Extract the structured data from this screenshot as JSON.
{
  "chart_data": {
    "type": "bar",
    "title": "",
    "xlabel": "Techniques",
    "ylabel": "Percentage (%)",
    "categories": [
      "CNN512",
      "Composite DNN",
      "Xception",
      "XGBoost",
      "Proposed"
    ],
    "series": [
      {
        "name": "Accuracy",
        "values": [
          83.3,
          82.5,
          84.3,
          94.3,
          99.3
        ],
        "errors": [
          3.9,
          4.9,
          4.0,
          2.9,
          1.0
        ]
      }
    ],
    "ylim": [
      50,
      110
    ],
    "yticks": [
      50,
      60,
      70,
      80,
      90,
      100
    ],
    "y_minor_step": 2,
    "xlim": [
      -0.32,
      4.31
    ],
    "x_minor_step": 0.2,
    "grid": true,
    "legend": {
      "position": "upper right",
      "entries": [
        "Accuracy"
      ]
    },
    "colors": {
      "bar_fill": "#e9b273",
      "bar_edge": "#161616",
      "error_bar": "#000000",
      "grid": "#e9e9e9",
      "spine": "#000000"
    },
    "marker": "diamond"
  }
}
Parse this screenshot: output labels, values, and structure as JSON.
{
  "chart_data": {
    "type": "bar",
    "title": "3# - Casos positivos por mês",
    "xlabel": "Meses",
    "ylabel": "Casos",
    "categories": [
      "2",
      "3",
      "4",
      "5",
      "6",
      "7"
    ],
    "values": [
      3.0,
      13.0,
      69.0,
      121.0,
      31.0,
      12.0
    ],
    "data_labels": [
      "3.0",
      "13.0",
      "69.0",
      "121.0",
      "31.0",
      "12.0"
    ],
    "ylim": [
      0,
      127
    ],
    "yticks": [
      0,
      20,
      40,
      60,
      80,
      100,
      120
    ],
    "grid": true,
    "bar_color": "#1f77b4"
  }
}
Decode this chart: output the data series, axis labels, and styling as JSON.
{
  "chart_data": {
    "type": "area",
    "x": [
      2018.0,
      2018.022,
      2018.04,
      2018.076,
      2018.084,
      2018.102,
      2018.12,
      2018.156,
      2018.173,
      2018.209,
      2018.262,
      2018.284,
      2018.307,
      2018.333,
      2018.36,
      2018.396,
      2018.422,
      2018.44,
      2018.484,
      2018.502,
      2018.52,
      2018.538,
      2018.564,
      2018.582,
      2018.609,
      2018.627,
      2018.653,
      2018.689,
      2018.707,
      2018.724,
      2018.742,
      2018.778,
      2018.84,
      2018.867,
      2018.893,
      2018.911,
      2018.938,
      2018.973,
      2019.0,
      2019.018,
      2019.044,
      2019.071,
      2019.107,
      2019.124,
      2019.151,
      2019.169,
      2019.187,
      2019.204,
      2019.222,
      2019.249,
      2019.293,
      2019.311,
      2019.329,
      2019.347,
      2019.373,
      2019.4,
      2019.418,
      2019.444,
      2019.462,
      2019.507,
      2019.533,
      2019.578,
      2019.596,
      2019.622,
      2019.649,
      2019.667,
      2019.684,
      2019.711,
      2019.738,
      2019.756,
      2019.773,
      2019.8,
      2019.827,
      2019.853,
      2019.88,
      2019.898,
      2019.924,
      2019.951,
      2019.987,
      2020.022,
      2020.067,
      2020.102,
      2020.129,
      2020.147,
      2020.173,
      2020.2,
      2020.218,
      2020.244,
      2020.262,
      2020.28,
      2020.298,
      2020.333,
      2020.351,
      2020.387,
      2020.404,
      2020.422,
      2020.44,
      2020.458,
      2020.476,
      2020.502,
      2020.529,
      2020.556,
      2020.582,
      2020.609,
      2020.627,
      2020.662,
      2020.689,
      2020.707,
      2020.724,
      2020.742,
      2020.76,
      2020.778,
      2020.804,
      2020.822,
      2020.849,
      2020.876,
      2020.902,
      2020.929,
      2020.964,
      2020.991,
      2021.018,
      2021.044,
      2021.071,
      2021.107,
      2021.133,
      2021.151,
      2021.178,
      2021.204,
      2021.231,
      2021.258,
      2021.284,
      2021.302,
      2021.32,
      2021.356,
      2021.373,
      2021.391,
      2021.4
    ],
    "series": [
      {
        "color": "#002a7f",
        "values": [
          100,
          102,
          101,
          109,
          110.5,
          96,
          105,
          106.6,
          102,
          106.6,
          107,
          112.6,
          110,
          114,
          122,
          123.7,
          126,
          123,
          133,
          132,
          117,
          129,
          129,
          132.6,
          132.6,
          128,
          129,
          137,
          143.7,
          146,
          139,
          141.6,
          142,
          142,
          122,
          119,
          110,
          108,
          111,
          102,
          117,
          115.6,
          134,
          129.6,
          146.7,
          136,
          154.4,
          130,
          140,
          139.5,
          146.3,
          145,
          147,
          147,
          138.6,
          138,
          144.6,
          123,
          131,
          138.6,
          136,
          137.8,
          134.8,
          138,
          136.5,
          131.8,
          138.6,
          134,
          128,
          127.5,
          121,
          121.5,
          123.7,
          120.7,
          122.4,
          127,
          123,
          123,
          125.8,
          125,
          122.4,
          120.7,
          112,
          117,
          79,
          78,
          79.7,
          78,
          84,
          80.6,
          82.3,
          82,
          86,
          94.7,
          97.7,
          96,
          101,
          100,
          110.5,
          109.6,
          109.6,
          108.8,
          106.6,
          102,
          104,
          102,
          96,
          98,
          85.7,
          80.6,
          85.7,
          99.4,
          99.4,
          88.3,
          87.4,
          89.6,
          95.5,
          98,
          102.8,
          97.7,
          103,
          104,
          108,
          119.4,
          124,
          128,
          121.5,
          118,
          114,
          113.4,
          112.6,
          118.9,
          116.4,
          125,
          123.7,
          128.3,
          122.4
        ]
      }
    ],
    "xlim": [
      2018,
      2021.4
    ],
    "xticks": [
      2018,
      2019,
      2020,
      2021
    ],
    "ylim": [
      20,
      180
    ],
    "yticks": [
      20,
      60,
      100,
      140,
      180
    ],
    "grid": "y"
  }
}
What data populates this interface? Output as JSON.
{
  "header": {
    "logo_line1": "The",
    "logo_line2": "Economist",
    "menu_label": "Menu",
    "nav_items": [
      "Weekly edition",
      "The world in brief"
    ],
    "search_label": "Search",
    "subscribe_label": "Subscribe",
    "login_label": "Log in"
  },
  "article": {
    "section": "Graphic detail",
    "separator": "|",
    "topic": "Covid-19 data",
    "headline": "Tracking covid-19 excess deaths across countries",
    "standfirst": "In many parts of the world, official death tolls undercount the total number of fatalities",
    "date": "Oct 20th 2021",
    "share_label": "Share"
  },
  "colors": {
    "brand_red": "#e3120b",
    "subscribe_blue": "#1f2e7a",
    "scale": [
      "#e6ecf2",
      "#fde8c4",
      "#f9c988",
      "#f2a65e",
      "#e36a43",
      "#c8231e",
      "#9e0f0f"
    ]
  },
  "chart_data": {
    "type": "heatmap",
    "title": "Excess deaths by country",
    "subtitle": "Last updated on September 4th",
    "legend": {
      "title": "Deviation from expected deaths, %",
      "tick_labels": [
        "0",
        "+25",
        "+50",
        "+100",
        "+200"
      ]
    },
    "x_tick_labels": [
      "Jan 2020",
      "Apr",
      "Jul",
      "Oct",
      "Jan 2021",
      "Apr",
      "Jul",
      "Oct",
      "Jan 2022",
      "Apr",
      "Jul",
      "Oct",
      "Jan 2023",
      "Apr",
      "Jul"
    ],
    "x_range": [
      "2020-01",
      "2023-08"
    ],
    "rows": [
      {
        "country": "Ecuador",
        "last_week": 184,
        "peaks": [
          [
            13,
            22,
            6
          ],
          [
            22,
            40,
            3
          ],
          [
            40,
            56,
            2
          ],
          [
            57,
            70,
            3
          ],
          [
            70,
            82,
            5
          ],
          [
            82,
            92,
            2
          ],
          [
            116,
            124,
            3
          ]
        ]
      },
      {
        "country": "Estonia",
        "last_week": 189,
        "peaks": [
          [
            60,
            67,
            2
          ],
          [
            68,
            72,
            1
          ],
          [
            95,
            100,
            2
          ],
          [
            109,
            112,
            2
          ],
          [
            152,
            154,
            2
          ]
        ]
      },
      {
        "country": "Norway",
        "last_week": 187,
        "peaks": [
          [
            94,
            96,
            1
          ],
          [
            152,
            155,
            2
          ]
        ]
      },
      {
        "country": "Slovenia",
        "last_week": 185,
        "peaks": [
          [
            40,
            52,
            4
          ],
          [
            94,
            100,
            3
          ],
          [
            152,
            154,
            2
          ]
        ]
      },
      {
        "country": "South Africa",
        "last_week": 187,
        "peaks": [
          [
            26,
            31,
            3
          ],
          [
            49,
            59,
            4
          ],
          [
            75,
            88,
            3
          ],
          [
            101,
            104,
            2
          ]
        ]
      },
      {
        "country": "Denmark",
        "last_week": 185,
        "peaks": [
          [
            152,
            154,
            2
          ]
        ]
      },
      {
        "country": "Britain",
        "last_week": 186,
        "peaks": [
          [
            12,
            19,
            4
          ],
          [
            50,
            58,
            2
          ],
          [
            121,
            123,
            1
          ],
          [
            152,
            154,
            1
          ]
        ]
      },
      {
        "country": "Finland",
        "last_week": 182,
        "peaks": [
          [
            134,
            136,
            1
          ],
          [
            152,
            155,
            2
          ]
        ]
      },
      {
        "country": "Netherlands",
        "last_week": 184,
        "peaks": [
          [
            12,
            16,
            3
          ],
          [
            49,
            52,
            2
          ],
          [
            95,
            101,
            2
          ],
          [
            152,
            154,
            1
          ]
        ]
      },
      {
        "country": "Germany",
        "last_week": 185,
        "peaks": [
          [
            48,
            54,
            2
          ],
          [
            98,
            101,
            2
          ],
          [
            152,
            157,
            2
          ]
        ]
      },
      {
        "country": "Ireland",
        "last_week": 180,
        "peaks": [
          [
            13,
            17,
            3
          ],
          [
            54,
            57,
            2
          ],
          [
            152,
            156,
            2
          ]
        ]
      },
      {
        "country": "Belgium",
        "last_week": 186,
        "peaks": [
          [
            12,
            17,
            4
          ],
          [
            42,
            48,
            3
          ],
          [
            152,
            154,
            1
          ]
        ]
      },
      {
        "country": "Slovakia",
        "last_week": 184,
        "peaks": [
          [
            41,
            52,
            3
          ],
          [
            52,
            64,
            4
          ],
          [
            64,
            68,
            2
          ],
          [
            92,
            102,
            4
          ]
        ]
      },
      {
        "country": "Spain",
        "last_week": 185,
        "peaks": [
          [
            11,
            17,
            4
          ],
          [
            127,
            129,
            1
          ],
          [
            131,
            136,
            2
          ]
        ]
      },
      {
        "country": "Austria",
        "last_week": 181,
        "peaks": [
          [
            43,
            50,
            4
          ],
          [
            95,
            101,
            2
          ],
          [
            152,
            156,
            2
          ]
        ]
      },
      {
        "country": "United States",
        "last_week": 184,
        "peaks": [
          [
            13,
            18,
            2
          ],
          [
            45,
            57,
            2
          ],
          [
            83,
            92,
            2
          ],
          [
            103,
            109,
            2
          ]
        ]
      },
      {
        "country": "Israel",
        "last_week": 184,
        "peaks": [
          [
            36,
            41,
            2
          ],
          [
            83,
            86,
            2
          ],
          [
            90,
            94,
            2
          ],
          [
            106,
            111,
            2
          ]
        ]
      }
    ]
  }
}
◆ ◆ ◆ ◆
• To do: Using the records above, find and show each line with the string "screenshot".

• Exercise result:
Extract the structured data from this screenshot as JSON.
Parse this screenshot: output labels, values, and structure as JSON.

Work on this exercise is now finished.